Your task is to print all of the data word for word.

============

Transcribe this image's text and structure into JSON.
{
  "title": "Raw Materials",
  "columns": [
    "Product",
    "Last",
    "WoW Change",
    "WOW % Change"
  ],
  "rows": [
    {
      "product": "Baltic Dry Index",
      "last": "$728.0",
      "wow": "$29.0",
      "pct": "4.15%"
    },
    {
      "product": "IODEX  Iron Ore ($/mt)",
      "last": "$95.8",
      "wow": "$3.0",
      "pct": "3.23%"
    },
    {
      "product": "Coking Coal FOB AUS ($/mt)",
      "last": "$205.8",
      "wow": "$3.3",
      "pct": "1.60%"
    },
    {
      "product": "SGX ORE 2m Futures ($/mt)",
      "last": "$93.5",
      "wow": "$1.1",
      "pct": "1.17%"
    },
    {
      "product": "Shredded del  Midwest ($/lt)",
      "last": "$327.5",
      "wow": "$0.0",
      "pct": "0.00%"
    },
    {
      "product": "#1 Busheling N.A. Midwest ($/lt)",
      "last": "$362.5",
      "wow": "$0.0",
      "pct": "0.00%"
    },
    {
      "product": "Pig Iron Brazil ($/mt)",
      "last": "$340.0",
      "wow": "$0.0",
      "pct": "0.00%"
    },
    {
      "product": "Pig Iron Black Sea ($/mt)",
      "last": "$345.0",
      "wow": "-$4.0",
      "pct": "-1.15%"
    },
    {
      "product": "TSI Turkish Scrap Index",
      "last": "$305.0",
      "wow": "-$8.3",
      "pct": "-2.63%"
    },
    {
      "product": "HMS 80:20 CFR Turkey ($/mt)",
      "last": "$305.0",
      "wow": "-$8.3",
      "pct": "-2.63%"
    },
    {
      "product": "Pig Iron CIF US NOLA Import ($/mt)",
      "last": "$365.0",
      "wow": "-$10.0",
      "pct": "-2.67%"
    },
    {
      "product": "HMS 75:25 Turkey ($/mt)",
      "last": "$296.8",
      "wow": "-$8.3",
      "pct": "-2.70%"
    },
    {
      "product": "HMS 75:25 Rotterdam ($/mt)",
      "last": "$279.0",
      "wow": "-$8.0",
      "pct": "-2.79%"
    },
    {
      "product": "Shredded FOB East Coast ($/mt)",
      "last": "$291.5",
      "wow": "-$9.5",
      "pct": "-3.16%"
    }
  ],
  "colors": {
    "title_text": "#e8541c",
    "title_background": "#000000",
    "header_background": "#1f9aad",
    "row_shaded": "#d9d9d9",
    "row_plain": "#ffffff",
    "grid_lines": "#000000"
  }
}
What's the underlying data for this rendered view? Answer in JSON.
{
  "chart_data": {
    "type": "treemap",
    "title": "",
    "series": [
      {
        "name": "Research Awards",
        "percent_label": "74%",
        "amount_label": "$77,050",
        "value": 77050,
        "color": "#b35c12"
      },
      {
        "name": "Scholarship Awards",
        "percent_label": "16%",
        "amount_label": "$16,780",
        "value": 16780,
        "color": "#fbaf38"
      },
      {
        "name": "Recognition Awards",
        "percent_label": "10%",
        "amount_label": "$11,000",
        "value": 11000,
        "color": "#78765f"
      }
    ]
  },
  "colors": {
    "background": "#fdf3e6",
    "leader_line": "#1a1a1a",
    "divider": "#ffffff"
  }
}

============

■ **Task output**
Transcribe this image's text and structure into JSON.
{
  "title": "Raw Materials",
  "columns": [
    "Product",
    "Last",
    "WoW Change",
    "WOW % Change"
  ],
  "rows": [
    {
      "product": "Baltic Dry Index",
      "last": "$728.0",
      "wow": "$29.0",
      "pct": "4.15%"
    },
    {
      "product": "IODEX  Iron Ore ($/mt)",
      "last": "$95.8",
      "wow": "$3.0",
      "pct": "3.23%"
    },
    {
      "product": "Coking Coal FOB AUS ($/mt)",
      "last": "$205.8",
      "wow": "$3.3",
      "pct": "1.60%"
    },
    {
      "product": "SGX ORE 2m Futures ($/mt)",
      "last": "$93.5",
      "wow": "$1.1",
      "pct": "1.17%"
    },
    {
      "product": "Shredded del  Midwest ($/lt)",
      "last": "$327.5",
      "wow": "$0.0",
      "pct": "0.00%"
    },
    {
      "product": "#1 Busheling N.A. Midwest ($/lt)",
      "last": "$362.5",
      "wow": "$0.0",
      "pct": "0.00%"
    },
    {
      "product": "Pig Iron Brazil ($/mt)",
      "last": "$340.0",
      "wow": "$0.0",
      "pct": "0.00%"
    },
    {
      "product": "Pig Iron Black Sea ($/mt)",
      "last": "$345.0",
      "wow": "-$4.0",
      "pct": "-1.15%"
    },
    {
      "product": "TSI Turkish Scrap Index",
      "last": "$305.0",
      "wow": "-$8.3",
      "pct": "-2.63%"
    },
    {
      "product": "HMS 80:20 CFR Turkey ($/mt)",
      "last": "$305.0",
      "wow": "-$8.3",
      "pct": "-2.63%"
    },
    {
      "product": "Pig Iron CIF US NOLA Import ($/mt)",
      "last": "$365.0",
      "wow": "-$10.0",
      "pct": "-2.67%"
    },
    {
      "product": "HMS 75:25 Turkey ($/mt)",
      "last": "$296.8",
      "wow": "-$8.3",
      "pct": "-2.70%"
    },
    {
      "product": "HMS 75:25 Rotterdam ($/mt)",
      "last": "$279.0",
      "wow": "-$8.0",
      "pct": "-2.79%"
    },
    {
      "product": "Shredded FOB East Coast ($/mt)",
      "last": "$291.5",
      "wow": "-$9.5",
      "pct": "-3.16%"
    }
  ],
  "colors": {
    "title_text": "#e8541c",
    "title_background": "#000000",
    "header_background": "#1f9aad",
    "row_shaded": "#d9d9d9",
    "row_plain": "#ffffff",
    "grid_lines": "#000000"
  }
}
What's the underlying data for this rendered view? Answer in JSON.
{
  "chart_data": {
    "type": "treemap",
    "title": "",
    "series": [
      {
        "name": "Research Awards",
        "percent_label": "74%",
        "amount_label": "$77,050",
        "value": 77050,
        "color": "#b35c12"
      },
      {
        "name": "Scholarship Awards",
        "percent_label": "16%",
        "amount_label": "$16,780",
        "value": 16780,
        "color": "#fbaf38"
      },
      {
        "name": "Recognition Awards",
        "percent_label": "10%",
        "amount_label": "$11,000",
        "value": 11000,
        "color": "#78765f"
      }
    ]
  },
  "colors": {
    "background": "#fdf3e6",
    "leader_line": "#1a1a1a",
    "divider": "#ffffff"
  }
}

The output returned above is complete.